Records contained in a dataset

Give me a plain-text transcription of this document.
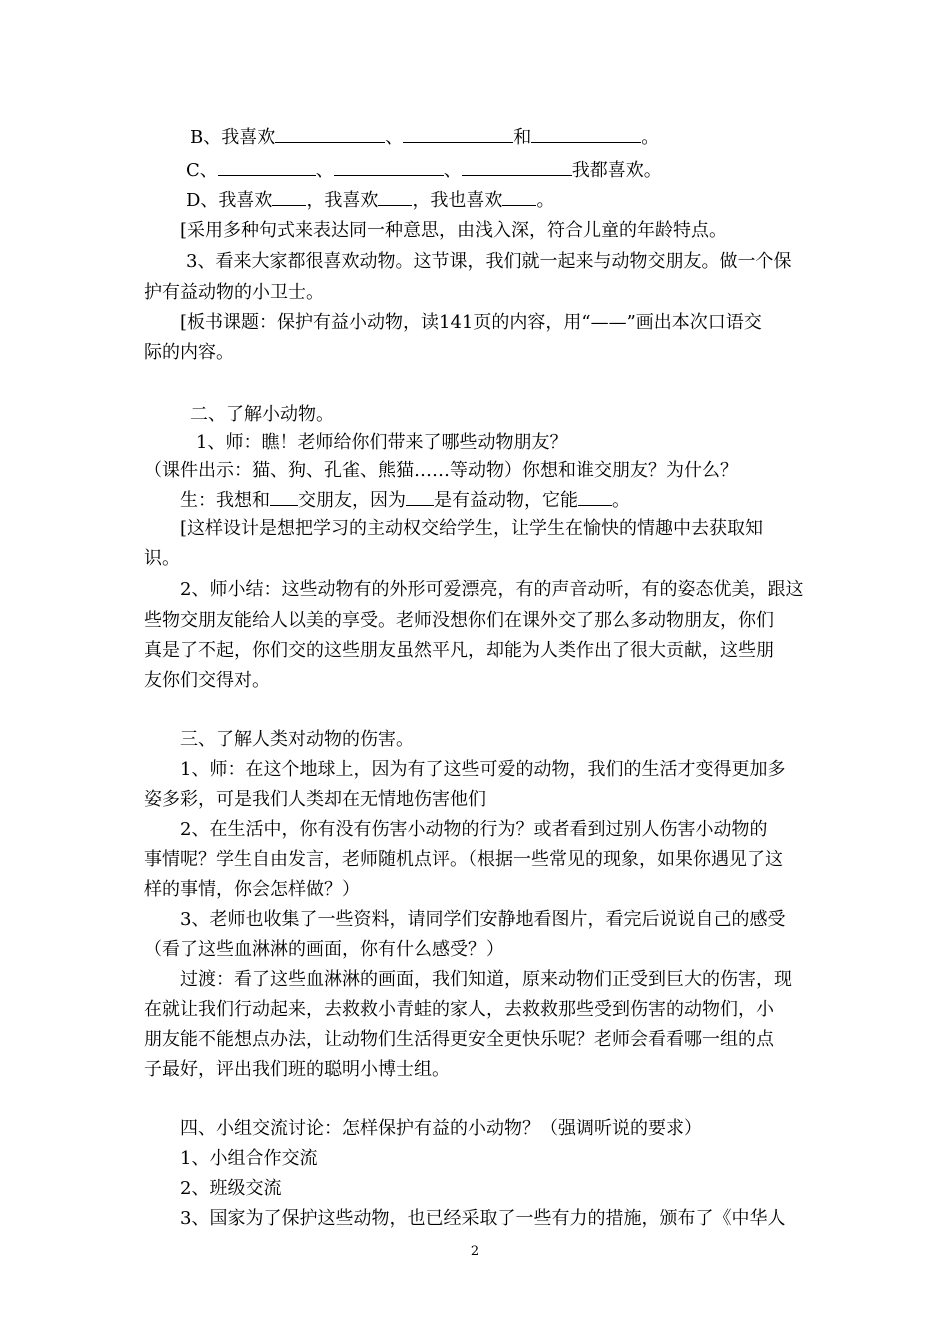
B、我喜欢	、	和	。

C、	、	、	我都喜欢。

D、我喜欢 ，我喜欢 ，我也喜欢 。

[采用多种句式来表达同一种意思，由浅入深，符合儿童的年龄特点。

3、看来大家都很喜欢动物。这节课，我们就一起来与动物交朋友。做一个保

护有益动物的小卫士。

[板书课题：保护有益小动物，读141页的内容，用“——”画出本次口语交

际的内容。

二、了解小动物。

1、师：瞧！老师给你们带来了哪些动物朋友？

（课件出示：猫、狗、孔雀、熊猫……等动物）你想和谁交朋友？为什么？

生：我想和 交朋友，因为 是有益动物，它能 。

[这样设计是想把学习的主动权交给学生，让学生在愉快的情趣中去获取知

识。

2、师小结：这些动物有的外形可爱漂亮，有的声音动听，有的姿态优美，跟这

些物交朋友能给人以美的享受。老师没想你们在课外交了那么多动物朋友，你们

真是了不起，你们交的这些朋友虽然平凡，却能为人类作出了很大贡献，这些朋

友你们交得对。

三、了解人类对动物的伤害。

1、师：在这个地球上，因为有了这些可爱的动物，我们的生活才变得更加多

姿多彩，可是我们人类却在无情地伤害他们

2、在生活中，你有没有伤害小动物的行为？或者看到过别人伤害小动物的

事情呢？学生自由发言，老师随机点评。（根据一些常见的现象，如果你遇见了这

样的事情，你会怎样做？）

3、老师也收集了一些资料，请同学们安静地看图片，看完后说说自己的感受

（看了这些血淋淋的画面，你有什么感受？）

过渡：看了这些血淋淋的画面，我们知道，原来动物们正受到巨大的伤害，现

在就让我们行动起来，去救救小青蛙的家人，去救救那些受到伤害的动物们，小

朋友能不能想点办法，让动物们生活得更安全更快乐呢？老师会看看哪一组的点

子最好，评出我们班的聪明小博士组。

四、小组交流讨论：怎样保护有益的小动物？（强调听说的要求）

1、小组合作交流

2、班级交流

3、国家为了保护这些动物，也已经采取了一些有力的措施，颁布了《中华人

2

...

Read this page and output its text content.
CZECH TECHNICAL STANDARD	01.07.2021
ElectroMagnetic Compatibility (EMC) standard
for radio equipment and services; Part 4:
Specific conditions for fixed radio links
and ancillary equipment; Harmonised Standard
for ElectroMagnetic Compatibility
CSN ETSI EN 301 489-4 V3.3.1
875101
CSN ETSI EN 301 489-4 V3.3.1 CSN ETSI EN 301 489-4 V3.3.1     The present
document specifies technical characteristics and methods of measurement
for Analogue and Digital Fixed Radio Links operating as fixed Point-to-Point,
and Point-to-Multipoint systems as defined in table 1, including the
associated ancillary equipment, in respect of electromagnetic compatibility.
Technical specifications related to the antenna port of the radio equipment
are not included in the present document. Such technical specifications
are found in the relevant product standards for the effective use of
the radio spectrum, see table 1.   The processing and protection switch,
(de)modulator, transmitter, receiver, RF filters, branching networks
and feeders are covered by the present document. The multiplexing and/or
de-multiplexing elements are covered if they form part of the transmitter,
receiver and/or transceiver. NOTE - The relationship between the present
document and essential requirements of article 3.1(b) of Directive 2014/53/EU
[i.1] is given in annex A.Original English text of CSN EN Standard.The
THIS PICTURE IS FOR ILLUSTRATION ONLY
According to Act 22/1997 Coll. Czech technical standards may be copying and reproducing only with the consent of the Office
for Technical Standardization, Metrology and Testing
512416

(WORK TO BE COMPLETED) Locate the lines above that hold the word "multiplexing". Show every one of them.

(OUTPUT FOR THIS EXERCISE)
and feeders are covered by the present document. The multiplexing and/or
de-multiplexing elements are covered if they form part of the transmitter,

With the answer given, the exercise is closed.